= PROBLEM DETAILS =
Your task is to transcribe all of the records exactly and leave out the pictures.

Dataset entries
[BEGIN]

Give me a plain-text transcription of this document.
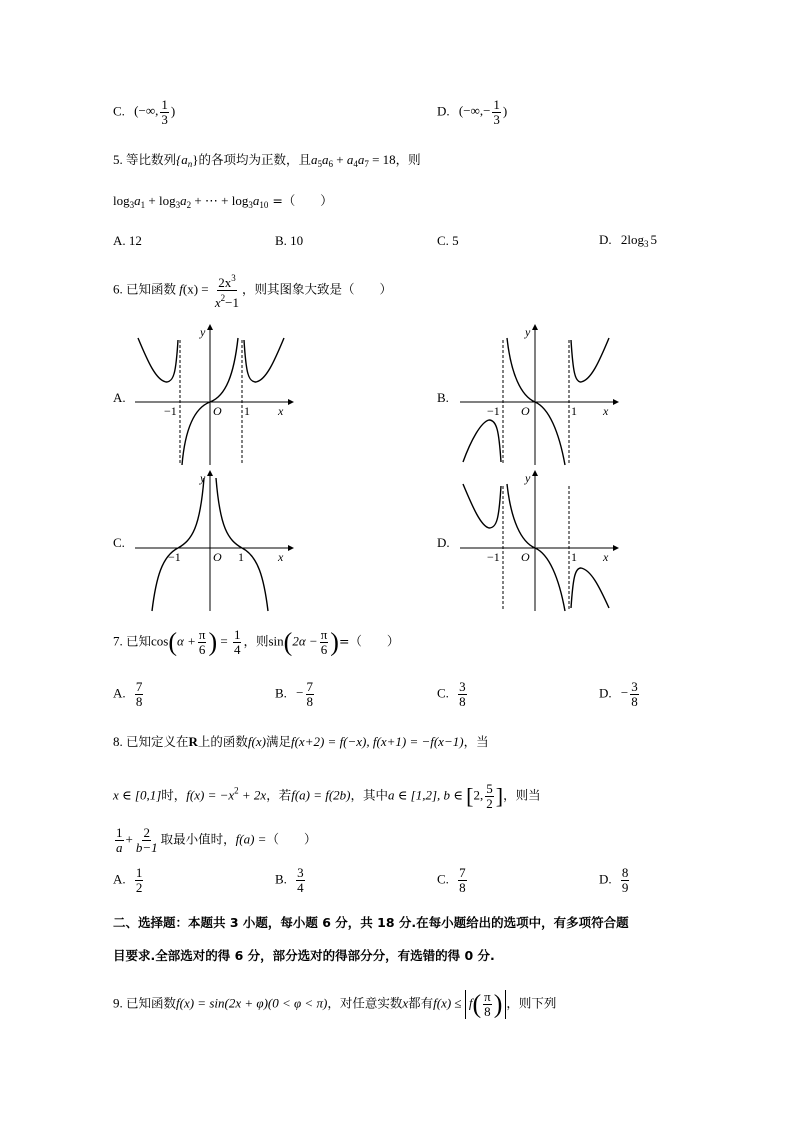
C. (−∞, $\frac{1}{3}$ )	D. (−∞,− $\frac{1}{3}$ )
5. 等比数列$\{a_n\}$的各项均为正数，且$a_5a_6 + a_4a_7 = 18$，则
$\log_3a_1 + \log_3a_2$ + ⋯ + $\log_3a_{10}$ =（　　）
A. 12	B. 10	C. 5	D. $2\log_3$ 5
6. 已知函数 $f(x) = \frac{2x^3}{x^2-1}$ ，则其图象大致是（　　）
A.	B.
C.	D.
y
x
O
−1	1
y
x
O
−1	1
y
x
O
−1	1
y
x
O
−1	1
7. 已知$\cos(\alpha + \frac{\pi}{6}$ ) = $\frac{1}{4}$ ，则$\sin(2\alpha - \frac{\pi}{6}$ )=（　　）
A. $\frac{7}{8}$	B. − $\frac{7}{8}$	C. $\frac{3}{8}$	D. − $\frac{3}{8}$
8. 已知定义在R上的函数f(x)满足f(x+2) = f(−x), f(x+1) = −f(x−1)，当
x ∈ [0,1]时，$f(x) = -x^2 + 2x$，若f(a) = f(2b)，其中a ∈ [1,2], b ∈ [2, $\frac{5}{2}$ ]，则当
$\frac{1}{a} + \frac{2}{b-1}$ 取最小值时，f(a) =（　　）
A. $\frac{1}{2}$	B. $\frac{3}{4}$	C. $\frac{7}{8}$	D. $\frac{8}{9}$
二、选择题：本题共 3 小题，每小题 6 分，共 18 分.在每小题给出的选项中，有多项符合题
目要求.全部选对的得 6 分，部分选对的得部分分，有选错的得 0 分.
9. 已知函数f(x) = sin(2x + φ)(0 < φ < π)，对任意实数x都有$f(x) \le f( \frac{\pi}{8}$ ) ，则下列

[END]

= SOLUTION TO THIS TASK =
Give me a plain-text transcription of this document.
C. (−∞, $\frac{1}{3}$ )	D. (−∞,− $\frac{1}{3}$ )
5. 等比数列$\{a_n\}$的各项均为正数，且$a_5a_6 + a_4a_7 = 18$，则
$\log_3a_1 + \log_3a_2$ + ⋯ + $\log_3a_{10}$ =（　　）
A. 12	B. 10	C. 5	D. $2\log_3$ 5
6. 已知函数 $f(x) = \frac{2x^3}{x^2-1}$ ，则其图象大致是（　　）
A.	B.
C.	D.
y
x
O
−1	1
y
x
O
−1	1
y
x
O
−1	1
y
x
O
−1	1
7. 已知$\cos(\alpha + \frac{\pi}{6}$ ) = $\frac{1}{4}$ ，则$\sin(2\alpha - \frac{\pi}{6}$ )=（　　）
A. $\frac{7}{8}$	B. − $\frac{7}{8}$	C. $\frac{3}{8}$	D. − $\frac{3}{8}$
8. 已知定义在R上的函数f(x)满足f(x+2) = f(−x), f(x+1) = −f(x−1)，当
x ∈ [0,1]时，$f(x) = -x^2 + 2x$，若f(a) = f(2b)，其中a ∈ [1,2], b ∈ [2, $\frac{5}{2}$ ]，则当
$\frac{1}{a} + \frac{2}{b-1}$ 取最小值时，f(a) =（　　）
A. $\frac{1}{2}$	B. $\frac{3}{4}$	C. $\frac{7}{8}$	D. $\frac{8}{9}$
二、选择题：本题共 3 小题，每小题 6 分，共 18 分.在每小题给出的选项中，有多项符合题
目要求.全部选对的得 6 分，部分选对的得部分分，有选错的得 0 分.
9. 已知函数f(x) = sin(2x + φ)(0 < φ < π)，对任意实数x都有$f(x) \le f( \frac{\pi}{8}$ ) ，则下列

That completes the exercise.